Start of AVAILABLE DATA

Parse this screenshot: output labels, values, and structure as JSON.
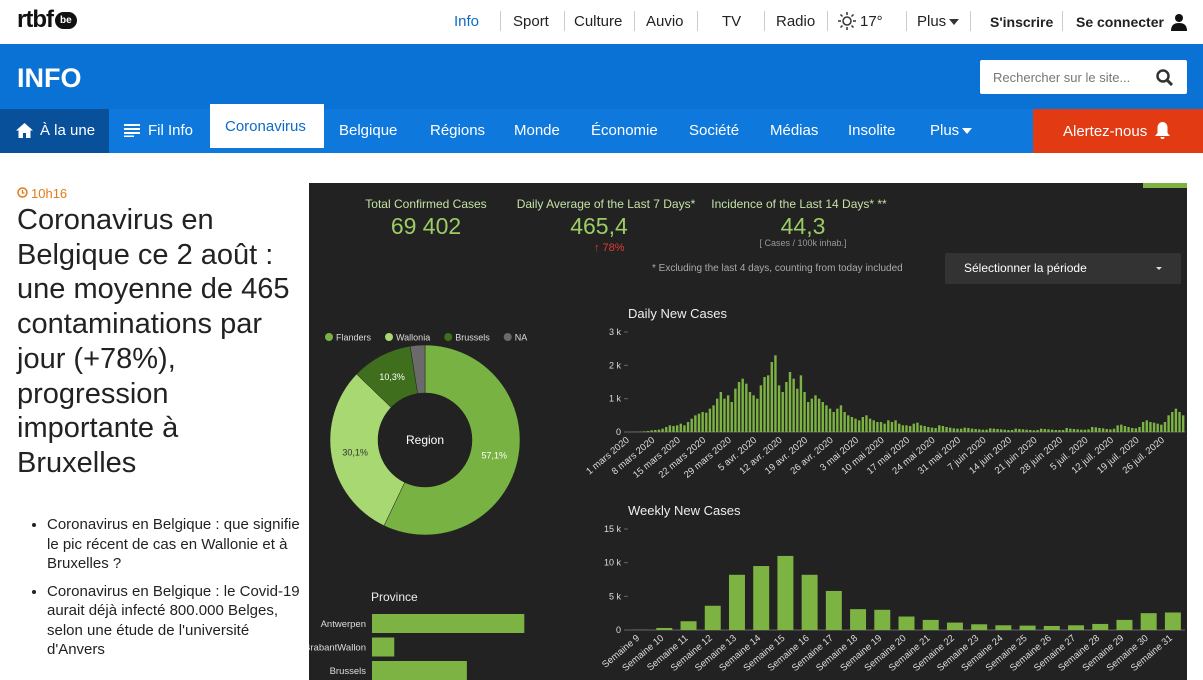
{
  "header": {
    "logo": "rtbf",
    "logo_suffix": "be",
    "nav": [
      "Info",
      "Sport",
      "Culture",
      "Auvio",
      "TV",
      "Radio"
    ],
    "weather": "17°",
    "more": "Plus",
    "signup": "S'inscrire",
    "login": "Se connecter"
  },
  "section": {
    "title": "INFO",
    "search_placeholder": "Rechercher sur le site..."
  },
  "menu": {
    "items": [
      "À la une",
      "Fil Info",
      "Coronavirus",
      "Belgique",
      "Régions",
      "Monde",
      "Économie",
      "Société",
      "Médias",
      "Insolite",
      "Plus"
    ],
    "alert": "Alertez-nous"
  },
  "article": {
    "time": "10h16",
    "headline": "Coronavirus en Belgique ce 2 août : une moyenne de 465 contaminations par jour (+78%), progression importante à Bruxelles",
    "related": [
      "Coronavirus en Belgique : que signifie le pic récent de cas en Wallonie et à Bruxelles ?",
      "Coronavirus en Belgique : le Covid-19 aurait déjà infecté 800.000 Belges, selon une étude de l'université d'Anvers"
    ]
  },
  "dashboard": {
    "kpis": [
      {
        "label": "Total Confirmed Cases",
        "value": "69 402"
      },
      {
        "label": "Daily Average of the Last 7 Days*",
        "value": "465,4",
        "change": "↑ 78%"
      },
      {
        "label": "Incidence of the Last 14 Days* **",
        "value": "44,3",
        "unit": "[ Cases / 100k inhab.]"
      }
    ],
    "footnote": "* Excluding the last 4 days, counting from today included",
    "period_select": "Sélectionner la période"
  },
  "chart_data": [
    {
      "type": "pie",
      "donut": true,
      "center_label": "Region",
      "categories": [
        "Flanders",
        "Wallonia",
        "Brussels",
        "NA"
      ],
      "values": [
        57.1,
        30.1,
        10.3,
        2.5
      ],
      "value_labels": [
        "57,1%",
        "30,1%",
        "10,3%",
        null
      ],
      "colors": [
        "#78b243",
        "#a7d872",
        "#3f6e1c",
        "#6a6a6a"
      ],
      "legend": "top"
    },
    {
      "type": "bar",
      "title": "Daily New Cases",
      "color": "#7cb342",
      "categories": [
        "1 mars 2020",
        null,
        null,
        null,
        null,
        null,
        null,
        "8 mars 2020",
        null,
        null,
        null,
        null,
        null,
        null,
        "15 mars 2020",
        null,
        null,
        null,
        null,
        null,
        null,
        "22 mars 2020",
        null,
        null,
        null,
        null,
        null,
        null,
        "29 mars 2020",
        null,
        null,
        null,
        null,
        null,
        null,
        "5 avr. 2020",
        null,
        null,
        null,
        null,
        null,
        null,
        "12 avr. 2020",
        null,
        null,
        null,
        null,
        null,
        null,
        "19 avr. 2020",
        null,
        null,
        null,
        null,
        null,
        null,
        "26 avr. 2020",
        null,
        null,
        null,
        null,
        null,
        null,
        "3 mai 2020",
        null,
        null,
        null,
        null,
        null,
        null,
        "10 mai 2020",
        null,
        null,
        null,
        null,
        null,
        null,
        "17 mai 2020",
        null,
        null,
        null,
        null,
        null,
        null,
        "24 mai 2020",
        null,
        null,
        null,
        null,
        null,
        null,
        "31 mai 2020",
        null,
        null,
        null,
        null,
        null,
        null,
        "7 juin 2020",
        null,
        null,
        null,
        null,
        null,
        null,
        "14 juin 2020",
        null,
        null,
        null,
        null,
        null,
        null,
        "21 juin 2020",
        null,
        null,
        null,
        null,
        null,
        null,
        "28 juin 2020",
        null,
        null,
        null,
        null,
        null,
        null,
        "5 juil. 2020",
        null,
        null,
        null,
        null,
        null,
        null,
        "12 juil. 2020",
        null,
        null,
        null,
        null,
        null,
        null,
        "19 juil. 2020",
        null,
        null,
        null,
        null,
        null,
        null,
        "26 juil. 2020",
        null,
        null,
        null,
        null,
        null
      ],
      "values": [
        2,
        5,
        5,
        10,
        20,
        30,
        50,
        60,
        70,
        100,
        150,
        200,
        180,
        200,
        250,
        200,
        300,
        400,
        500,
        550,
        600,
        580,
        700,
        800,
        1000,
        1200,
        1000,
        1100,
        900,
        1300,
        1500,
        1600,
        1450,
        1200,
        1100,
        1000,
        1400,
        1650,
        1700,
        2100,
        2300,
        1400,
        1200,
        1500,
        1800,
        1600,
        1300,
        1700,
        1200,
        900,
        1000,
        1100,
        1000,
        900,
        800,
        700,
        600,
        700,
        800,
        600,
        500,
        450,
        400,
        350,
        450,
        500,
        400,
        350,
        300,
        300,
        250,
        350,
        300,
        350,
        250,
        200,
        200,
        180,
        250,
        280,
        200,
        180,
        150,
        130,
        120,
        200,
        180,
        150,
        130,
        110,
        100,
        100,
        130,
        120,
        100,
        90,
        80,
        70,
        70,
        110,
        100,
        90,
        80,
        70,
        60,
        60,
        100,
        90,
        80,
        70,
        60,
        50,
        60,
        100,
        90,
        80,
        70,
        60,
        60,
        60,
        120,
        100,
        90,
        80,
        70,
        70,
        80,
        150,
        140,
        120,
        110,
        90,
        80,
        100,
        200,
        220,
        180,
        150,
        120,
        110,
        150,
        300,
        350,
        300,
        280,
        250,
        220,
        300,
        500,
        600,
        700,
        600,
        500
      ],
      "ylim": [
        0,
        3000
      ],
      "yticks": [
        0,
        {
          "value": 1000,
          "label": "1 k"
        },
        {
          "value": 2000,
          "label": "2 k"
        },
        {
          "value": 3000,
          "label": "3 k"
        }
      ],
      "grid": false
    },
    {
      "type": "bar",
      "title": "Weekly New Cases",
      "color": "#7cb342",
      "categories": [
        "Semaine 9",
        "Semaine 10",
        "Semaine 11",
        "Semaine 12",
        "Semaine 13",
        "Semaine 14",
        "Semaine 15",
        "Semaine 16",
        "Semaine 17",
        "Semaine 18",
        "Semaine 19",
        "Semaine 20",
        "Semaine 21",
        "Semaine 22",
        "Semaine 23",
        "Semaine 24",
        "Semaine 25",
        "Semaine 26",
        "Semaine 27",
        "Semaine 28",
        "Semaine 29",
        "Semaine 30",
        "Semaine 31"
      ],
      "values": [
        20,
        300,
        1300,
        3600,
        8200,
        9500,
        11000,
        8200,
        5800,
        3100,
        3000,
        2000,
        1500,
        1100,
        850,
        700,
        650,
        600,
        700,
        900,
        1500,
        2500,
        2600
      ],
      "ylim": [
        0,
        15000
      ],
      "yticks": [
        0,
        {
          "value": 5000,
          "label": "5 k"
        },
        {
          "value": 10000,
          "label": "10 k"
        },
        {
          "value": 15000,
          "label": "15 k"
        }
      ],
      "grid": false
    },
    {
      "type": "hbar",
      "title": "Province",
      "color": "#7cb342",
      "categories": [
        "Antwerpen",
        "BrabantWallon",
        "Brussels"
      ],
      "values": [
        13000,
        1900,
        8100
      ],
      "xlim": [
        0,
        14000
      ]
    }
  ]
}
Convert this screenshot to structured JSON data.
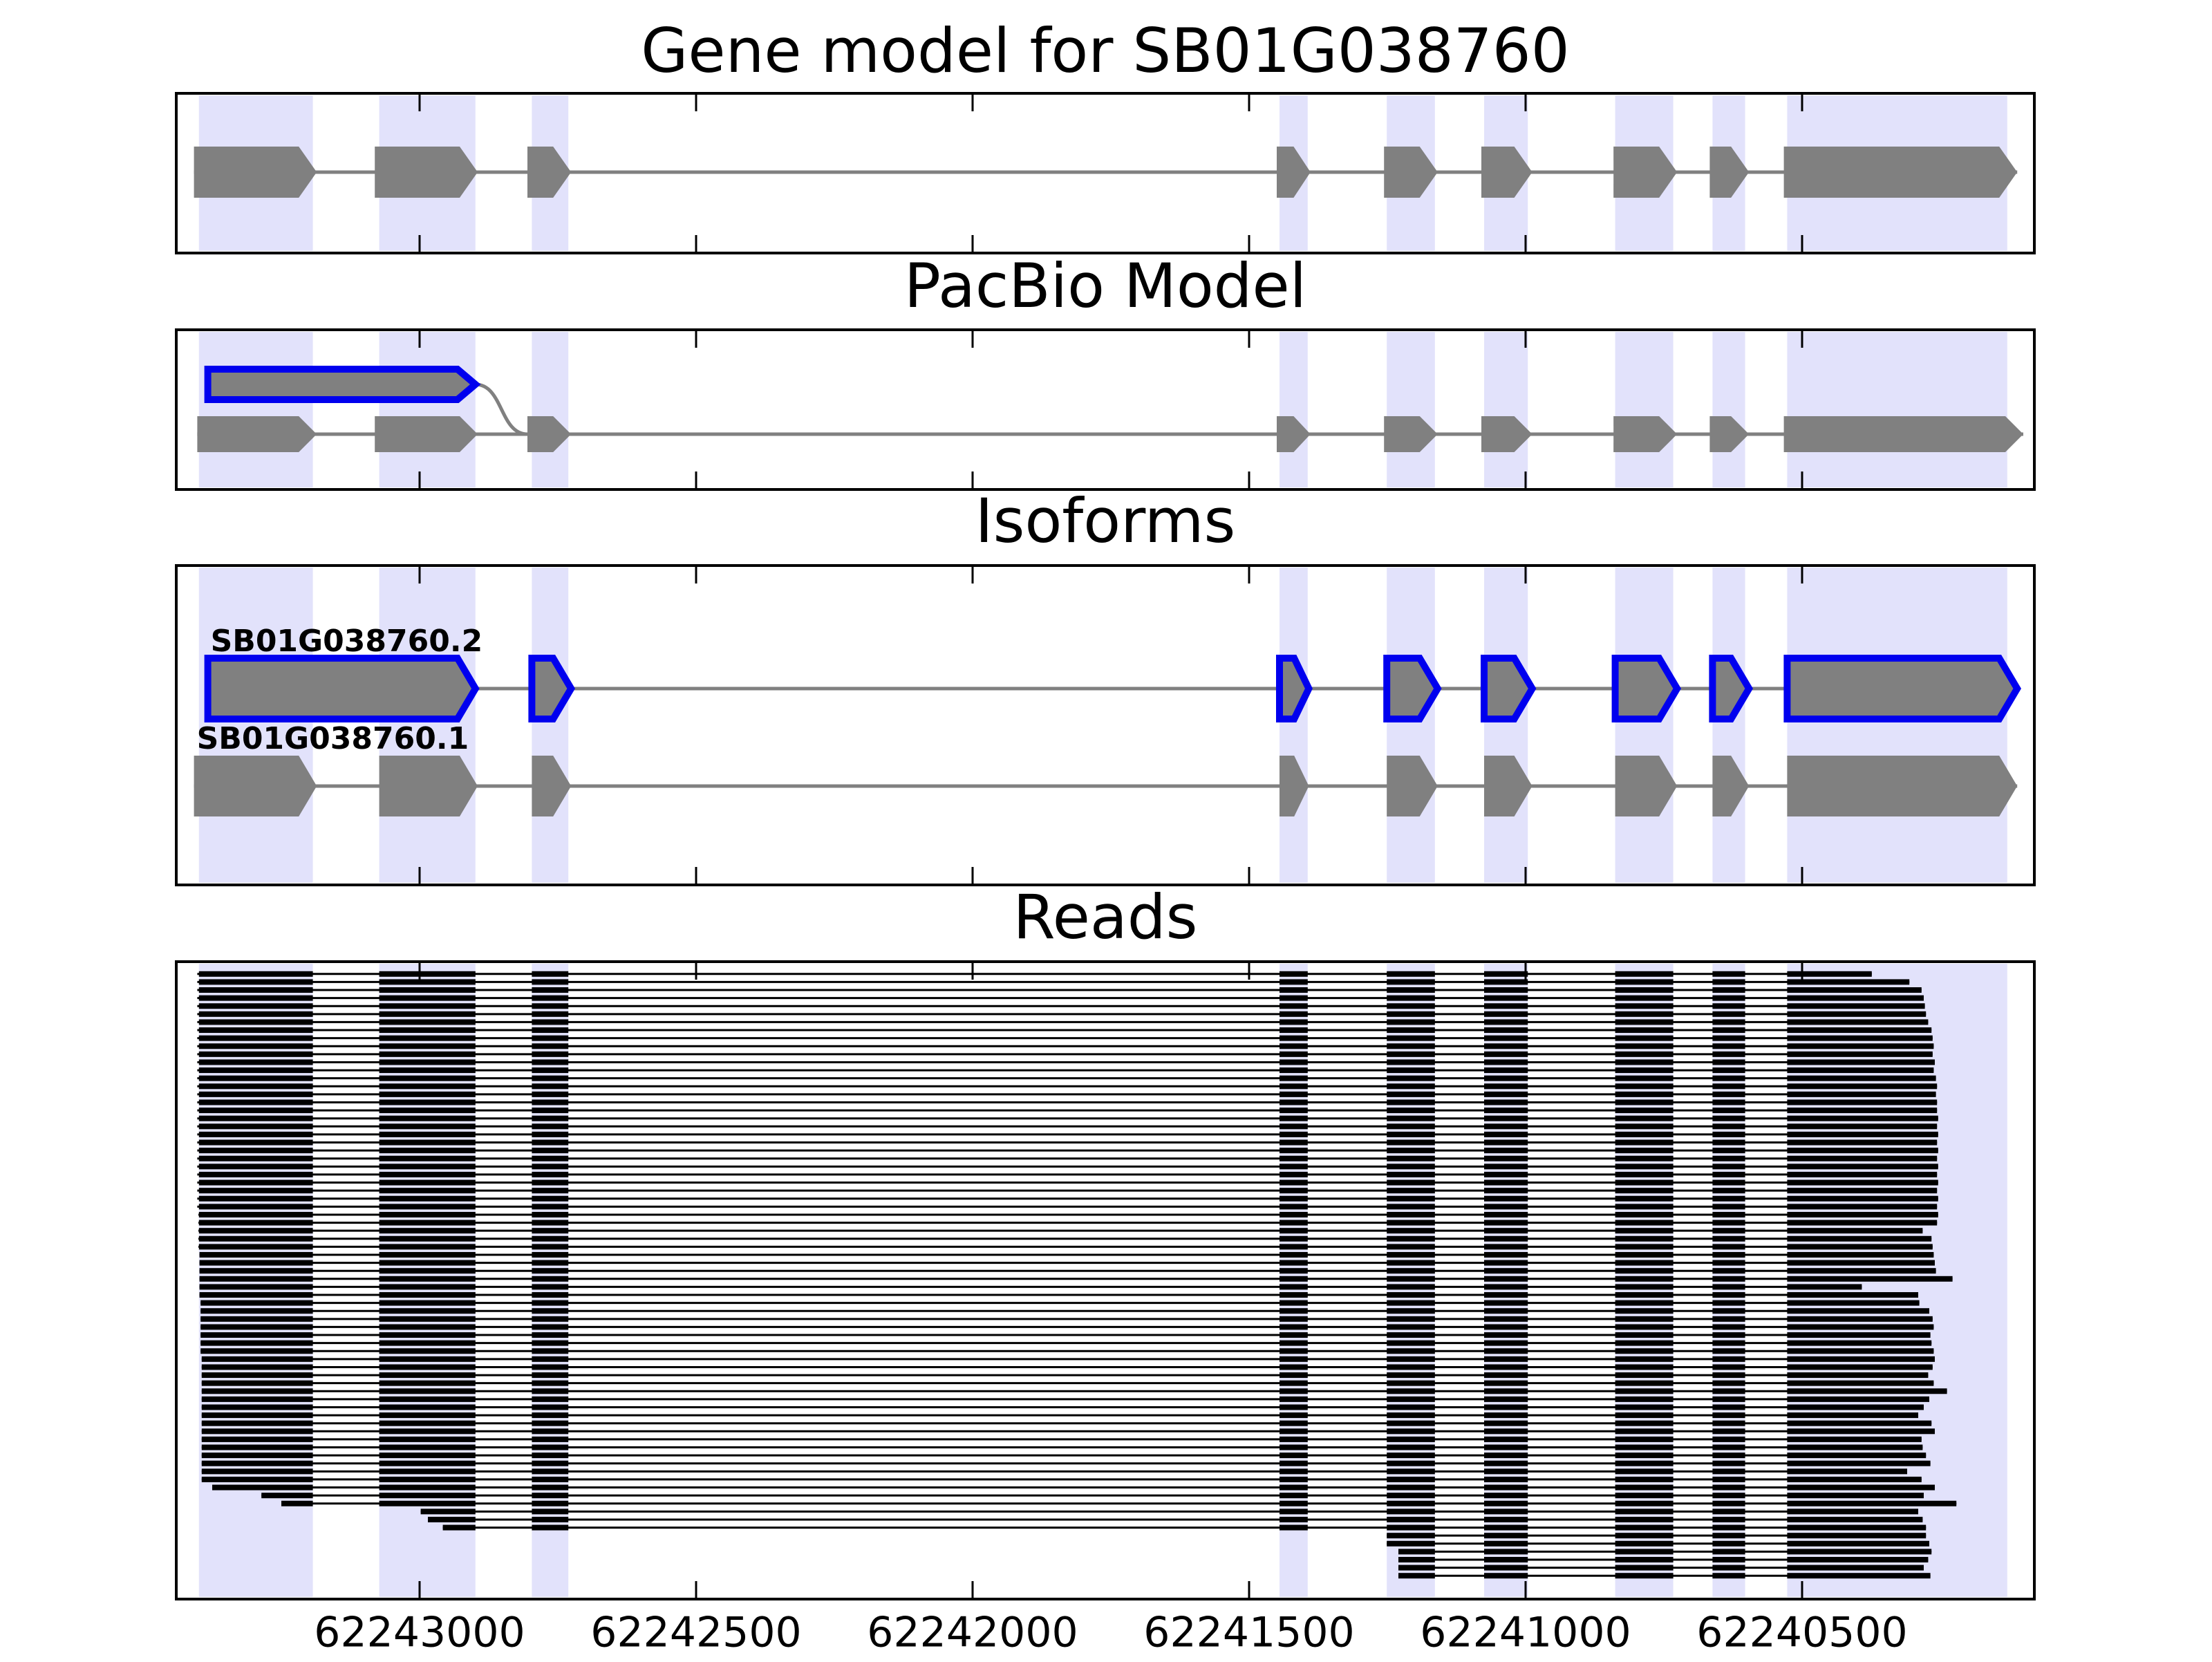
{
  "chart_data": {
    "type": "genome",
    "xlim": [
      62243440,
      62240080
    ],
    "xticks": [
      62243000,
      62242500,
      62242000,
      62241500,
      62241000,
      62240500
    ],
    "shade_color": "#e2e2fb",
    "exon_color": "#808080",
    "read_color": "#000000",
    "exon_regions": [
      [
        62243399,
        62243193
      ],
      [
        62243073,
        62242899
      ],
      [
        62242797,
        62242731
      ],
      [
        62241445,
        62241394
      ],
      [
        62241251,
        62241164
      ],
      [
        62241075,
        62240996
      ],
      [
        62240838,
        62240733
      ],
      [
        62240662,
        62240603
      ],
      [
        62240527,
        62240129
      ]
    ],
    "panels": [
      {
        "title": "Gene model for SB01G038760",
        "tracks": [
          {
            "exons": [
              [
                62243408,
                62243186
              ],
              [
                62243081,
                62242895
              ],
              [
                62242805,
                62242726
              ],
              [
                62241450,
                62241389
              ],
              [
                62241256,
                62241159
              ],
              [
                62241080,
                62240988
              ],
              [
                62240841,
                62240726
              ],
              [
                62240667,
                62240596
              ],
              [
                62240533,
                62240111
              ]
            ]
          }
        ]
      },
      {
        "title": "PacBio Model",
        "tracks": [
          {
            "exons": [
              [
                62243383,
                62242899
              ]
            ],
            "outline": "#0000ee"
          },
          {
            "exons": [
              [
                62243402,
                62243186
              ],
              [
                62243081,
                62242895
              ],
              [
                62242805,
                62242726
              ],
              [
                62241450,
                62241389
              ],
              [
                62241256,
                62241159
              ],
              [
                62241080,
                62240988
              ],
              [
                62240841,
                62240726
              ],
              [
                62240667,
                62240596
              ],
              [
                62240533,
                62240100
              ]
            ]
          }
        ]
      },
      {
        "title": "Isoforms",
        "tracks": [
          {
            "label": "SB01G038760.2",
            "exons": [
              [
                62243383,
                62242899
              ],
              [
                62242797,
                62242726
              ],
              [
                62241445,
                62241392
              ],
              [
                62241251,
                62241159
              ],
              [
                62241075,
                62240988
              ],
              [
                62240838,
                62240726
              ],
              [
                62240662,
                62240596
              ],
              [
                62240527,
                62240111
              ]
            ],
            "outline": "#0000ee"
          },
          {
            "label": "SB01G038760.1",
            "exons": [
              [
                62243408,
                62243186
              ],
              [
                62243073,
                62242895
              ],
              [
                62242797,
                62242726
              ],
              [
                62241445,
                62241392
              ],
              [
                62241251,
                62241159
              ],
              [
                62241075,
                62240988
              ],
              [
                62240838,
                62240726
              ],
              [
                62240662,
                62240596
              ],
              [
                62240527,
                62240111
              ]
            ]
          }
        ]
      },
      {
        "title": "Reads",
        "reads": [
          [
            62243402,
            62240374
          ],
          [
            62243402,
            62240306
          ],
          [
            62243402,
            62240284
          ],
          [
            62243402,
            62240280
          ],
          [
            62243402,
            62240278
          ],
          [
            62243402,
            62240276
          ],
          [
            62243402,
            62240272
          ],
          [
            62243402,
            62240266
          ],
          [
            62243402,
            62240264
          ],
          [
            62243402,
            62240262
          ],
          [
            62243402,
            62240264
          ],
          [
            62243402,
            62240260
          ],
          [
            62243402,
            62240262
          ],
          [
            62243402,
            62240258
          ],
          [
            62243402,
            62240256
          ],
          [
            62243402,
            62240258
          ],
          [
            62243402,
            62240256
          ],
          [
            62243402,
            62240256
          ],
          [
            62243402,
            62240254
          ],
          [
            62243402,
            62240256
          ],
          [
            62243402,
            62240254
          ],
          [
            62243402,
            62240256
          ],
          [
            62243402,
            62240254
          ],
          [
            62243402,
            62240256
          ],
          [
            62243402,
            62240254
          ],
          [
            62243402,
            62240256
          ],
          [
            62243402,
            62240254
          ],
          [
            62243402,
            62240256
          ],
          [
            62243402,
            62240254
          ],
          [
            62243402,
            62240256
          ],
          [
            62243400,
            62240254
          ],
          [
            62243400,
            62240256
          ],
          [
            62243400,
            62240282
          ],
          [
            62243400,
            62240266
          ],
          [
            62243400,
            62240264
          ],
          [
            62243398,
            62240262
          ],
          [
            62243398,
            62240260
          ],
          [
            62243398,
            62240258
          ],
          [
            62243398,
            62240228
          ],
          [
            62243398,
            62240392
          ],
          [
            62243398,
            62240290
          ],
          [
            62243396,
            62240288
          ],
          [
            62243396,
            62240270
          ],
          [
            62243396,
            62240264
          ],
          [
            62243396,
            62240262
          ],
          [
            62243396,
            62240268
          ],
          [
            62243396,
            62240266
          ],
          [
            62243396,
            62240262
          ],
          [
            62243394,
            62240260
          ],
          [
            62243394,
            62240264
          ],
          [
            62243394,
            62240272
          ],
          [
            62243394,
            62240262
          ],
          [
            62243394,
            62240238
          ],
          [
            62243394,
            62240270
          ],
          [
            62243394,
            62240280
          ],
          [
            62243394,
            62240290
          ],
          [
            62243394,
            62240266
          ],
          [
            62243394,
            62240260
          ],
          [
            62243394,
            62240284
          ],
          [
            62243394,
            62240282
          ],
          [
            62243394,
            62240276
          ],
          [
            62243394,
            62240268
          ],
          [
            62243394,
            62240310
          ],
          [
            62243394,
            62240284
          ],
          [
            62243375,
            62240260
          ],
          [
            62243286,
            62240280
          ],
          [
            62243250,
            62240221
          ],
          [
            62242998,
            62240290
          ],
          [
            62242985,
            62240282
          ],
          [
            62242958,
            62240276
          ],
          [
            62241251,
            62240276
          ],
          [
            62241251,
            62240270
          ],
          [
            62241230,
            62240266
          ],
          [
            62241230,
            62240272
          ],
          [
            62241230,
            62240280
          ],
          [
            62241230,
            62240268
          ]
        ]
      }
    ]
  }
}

End of AVAILABLE DATA

DESCRIPTION OF THE TASK: From the listing above, return every line that carries the string "screenshot".

ANSWER SPACE:
Parse this screenshot: output labels, values, and structure as JSON.
Convert this screenshot to structured JSON data.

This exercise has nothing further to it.